begin TASK MATERIAL

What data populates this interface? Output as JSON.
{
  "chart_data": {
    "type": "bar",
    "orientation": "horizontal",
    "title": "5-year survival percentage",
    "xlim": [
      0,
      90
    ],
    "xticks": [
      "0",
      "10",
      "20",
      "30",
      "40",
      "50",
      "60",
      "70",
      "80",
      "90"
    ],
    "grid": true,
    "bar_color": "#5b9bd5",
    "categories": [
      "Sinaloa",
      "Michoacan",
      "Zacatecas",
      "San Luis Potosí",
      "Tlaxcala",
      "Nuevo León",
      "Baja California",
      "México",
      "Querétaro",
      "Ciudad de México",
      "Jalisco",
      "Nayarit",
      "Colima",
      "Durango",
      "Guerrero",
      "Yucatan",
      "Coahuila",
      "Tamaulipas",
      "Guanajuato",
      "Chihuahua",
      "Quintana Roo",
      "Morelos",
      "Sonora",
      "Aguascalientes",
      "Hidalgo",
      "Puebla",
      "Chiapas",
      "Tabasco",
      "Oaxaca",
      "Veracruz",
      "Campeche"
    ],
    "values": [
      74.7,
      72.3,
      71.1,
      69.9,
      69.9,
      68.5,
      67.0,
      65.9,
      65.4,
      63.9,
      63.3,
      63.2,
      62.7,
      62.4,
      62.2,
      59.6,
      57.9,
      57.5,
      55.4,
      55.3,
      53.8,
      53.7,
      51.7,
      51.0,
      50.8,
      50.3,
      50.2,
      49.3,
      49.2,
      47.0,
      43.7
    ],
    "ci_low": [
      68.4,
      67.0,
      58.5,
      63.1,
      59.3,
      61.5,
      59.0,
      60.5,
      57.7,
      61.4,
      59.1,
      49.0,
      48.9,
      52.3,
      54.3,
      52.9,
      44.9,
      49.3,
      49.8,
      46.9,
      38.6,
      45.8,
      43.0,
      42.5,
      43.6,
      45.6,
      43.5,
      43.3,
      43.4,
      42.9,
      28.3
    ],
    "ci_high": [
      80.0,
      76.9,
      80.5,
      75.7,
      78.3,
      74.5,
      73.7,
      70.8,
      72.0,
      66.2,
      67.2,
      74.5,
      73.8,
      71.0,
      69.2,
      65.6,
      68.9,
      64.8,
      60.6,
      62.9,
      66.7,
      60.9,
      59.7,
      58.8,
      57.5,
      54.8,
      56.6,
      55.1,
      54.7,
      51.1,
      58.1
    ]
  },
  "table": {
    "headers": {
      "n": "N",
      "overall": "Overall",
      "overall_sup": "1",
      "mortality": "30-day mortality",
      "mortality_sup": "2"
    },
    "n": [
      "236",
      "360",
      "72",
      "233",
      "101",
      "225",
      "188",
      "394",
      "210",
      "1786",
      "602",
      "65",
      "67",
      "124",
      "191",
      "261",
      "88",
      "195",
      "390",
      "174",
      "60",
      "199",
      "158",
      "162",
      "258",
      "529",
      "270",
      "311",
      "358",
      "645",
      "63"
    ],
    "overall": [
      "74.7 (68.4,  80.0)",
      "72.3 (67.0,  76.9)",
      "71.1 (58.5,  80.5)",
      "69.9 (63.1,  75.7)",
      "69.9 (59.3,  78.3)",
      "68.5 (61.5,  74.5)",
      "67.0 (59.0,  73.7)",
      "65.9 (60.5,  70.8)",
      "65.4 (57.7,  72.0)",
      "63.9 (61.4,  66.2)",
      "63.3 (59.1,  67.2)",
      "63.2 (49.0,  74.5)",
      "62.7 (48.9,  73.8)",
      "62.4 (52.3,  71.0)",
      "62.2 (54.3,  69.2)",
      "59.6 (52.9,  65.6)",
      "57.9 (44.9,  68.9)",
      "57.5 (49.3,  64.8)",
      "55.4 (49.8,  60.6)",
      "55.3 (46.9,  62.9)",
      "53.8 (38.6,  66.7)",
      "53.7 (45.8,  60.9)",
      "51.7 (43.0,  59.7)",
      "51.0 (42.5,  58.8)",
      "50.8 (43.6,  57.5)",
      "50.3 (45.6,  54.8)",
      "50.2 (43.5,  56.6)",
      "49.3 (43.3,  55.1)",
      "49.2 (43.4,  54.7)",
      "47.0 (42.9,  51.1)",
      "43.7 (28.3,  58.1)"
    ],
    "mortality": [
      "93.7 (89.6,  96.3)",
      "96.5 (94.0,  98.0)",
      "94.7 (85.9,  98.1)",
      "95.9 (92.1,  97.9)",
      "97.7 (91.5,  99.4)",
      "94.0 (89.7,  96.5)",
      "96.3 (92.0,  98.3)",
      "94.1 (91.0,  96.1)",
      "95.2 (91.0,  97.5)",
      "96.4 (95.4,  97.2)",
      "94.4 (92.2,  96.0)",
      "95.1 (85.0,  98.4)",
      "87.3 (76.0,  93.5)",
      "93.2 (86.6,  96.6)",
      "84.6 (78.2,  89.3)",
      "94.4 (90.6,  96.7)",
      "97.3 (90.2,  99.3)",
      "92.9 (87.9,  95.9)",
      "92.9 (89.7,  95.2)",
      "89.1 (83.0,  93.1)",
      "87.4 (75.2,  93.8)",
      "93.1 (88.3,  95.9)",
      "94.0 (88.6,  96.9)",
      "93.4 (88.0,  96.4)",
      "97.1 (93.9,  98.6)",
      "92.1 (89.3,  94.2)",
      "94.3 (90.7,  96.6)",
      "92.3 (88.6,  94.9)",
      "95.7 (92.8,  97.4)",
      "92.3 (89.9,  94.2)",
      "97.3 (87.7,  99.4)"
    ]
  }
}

end TASK MATERIAL

INSTRUCTIONS TO FOLLOW: Restate the data above word for word.

CORRECT ANSWER:
What data populates this interface? Output as JSON.
{
  "chart_data": {
    "type": "bar",
    "orientation": "horizontal",
    "title": "5-year survival percentage",
    "xlim": [
      0,
      90
    ],
    "xticks": [
      "0",
      "10",
      "20",
      "30",
      "40",
      "50",
      "60",
      "70",
      "80",
      "90"
    ],
    "grid": true,
    "bar_color": "#5b9bd5",
    "categories": [
      "Sinaloa",
      "Michoacan",
      "Zacatecas",
      "San Luis Potosí",
      "Tlaxcala",
      "Nuevo León",
      "Baja California",
      "México",
      "Querétaro",
      "Ciudad de México",
      "Jalisco",
      "Nayarit",
      "Colima",
      "Durango",
      "Guerrero",
      "Yucatan",
      "Coahuila",
      "Tamaulipas",
      "Guanajuato",
      "Chihuahua",
      "Quintana Roo",
      "Morelos",
      "Sonora",
      "Aguascalientes",
      "Hidalgo",
      "Puebla",
      "Chiapas",
      "Tabasco",
      "Oaxaca",
      "Veracruz",
      "Campeche"
    ],
    "values": [
      74.7,
      72.3,
      71.1,
      69.9,
      69.9,
      68.5,
      67.0,
      65.9,
      65.4,
      63.9,
      63.3,
      63.2,
      62.7,
      62.4,
      62.2,
      59.6,
      57.9,
      57.5,
      55.4,
      55.3,
      53.8,
      53.7,
      51.7,
      51.0,
      50.8,
      50.3,
      50.2,
      49.3,
      49.2,
      47.0,
      43.7
    ],
    "ci_low": [
      68.4,
      67.0,
      58.5,
      63.1,
      59.3,
      61.5,
      59.0,
      60.5,
      57.7,
      61.4,
      59.1,
      49.0,
      48.9,
      52.3,
      54.3,
      52.9,
      44.9,
      49.3,
      49.8,
      46.9,
      38.6,
      45.8,
      43.0,
      42.5,
      43.6,
      45.6,
      43.5,
      43.3,
      43.4,
      42.9,
      28.3
    ],
    "ci_high": [
      80.0,
      76.9,
      80.5,
      75.7,
      78.3,
      74.5,
      73.7,
      70.8,
      72.0,
      66.2,
      67.2,
      74.5,
      73.8,
      71.0,
      69.2,
      65.6,
      68.9,
      64.8,
      60.6,
      62.9,
      66.7,
      60.9,
      59.7,
      58.8,
      57.5,
      54.8,
      56.6,
      55.1,
      54.7,
      51.1,
      58.1
    ]
  },
  "table": {
    "headers": {
      "n": "N",
      "overall": "Overall",
      "overall_sup": "1",
      "mortality": "30-day mortality",
      "mortality_sup": "2"
    },
    "n": [
      "236",
      "360",
      "72",
      "233",
      "101",
      "225",
      "188",
      "394",
      "210",
      "1786",
      "602",
      "65",
      "67",
      "124",
      "191",
      "261",
      "88",
      "195",
      "390",
      "174",
      "60",
      "199",
      "158",
      "162",
      "258",
      "529",
      "270",
      "311",
      "358",
      "645",
      "63"
    ],
    "overall": [
      "74.7 (68.4,  80.0)",
      "72.3 (67.0,  76.9)",
      "71.1 (58.5,  80.5)",
      "69.9 (63.1,  75.7)",
      "69.9 (59.3,  78.3)",
      "68.5 (61.5,  74.5)",
      "67.0 (59.0,  73.7)",
      "65.9 (60.5,  70.8)",
      "65.4 (57.7,  72.0)",
      "63.9 (61.4,  66.2)",
      "63.3 (59.1,  67.2)",
      "63.2 (49.0,  74.5)",
      "62.7 (48.9,  73.8)",
      "62.4 (52.3,  71.0)",
      "62.2 (54.3,  69.2)",
      "59.6 (52.9,  65.6)",
      "57.9 (44.9,  68.9)",
      "57.5 (49.3,  64.8)",
      "55.4 (49.8,  60.6)",
      "55.3 (46.9,  62.9)",
      "53.8 (38.6,  66.7)",
      "53.7 (45.8,  60.9)",
      "51.7 (43.0,  59.7)",
      "51.0 (42.5,  58.8)",
      "50.8 (43.6,  57.5)",
      "50.3 (45.6,  54.8)",
      "50.2 (43.5,  56.6)",
      "49.3 (43.3,  55.1)",
      "49.2 (43.4,  54.7)",
      "47.0 (42.9,  51.1)",
      "43.7 (28.3,  58.1)"
    ],
    "mortality": [
      "93.7 (89.6,  96.3)",
      "96.5 (94.0,  98.0)",
      "94.7 (85.9,  98.1)",
      "95.9 (92.1,  97.9)",
      "97.7 (91.5,  99.4)",
      "94.0 (89.7,  96.5)",
      "96.3 (92.0,  98.3)",
      "94.1 (91.0,  96.1)",
      "95.2 (91.0,  97.5)",
      "96.4 (95.4,  97.2)",
      "94.4 (92.2,  96.0)",
      "95.1 (85.0,  98.4)",
      "87.3 (76.0,  93.5)",
      "93.2 (86.6,  96.6)",
      "84.6 (78.2,  89.3)",
      "94.4 (90.6,  96.7)",
      "97.3 (90.2,  99.3)",
      "92.9 (87.9,  95.9)",
      "92.9 (89.7,  95.2)",
      "89.1 (83.0,  93.1)",
      "87.4 (75.2,  93.8)",
      "93.1 (88.3,  95.9)",
      "94.0 (88.6,  96.9)",
      "93.4 (88.0,  96.4)",
      "97.1 (93.9,  98.6)",
      "92.1 (89.3,  94.2)",
      "94.3 (90.7,  96.6)",
      "92.3 (88.6,  94.9)",
      "95.7 (92.8,  97.4)",
      "92.3 (89.9,  94.2)",
      "97.3 (87.7,  99.4)"
    ]
  }
}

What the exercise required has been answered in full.